L'Egitto ha fortemente condannato il recente accordo tra l'Etiopia e la regione secessionista del Somaliland, che concede ad Addis Abeba l'accesso alla costa del Mar Rosso. Il primo ministro etiope Abiy Ahmed e il presidente del Somaliland Muse Bihi Abdi hanno firmato un memorandum d'intesa che prevede l'affitto di 20 km di costa sul Golfo di Aden all'Etiopia per 50 anni, ottenendo in cambio il riconoscimento da parte delle autorità di Addis Abeba.

Il ministro della Difesa del Somaliland ha però rassegnato le dimissioni in seguito all'accordo, accusando l'Etiopia di tentare di acquisire il tratto di costa senza adeguate trattative. L'Egitto, che ha un lungo contenzioso con l'Etiopia sulle acque del Nilo, è stato il più critico nei confronti di tale accordo, ritenendo che essi rappresenta una minaccia per la sicurezza nazionale araba e per la navigazione nel Mar Rosso.

Il ministro degli Esteri egiziano Sameh Shoukry ha affermato che l'Etiopia è diventata una fonte di instabilità nella sua regione e ha invitato le parti arabe e internazionali a rifiutare qualsiasi mossa che comprometta la sovranità della Somalia. Da parte sua, il presidente egiziano Abdel Fattah el-Sissi si è detto pronto a intervenire se necessario per difendere la sovranità del territorio somalo.

[Dati per l'analisi del layout dei documenti]
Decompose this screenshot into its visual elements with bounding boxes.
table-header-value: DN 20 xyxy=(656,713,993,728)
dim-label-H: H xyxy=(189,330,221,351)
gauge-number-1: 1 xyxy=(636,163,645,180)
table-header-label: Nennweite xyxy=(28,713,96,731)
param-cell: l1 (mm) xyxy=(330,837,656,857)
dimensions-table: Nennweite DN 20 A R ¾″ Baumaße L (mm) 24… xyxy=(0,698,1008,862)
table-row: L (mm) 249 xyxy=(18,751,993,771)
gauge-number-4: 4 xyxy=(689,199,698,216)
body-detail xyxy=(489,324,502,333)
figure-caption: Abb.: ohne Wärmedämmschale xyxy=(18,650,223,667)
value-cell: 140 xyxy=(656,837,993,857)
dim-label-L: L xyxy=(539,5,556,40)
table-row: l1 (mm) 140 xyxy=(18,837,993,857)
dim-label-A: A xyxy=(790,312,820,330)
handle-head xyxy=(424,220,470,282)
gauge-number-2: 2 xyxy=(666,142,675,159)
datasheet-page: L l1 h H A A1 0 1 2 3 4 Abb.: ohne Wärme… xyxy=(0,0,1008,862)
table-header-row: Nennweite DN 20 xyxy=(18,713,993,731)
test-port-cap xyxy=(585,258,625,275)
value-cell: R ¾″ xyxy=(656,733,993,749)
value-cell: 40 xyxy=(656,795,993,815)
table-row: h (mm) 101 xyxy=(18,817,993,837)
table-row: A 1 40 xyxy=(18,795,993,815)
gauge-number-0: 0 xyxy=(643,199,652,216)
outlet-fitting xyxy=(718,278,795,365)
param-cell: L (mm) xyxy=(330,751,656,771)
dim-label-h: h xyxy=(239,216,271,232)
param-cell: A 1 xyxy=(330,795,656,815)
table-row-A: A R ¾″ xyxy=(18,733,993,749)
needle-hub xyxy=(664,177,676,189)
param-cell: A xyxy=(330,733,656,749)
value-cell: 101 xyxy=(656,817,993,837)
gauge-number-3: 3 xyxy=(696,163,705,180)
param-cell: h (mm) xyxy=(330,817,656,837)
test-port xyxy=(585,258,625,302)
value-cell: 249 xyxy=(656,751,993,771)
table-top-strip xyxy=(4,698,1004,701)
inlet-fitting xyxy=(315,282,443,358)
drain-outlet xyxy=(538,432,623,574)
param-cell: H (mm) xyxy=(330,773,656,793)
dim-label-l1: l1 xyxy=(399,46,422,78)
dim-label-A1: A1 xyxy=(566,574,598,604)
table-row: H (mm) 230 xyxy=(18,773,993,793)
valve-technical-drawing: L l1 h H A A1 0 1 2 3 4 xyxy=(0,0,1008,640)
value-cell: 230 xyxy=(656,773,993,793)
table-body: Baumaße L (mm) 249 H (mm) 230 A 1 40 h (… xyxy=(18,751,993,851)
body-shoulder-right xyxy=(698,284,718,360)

### OBIETTIVO DELL'ESERCIZIO
Riscrivi il testo sull'accordo tra Etiopia e Somaliland a partire da "Il ministro della" fino a "nel Mar Rosso.", sostituendo "acquisire" con "ottenere".

### RISPOSTA ALL'ESERCIZIO
Il ministro della Difesa del Somaliland ha però rassegnato le dimissioni in seguito all'accordo, accusando l'Etiopia di tentare di ottenere il tratto di costa senza adeguate trattative. L'Egitto, che ha un lungo contenzioso con l'Etiopia sulle acque del Nilo, è stato il più critico nei confronti di tale accordo, ritenendo che essi rappresenta una minaccia per la sicurezza nazionale araba e per la navigazione nel Mar Rosso.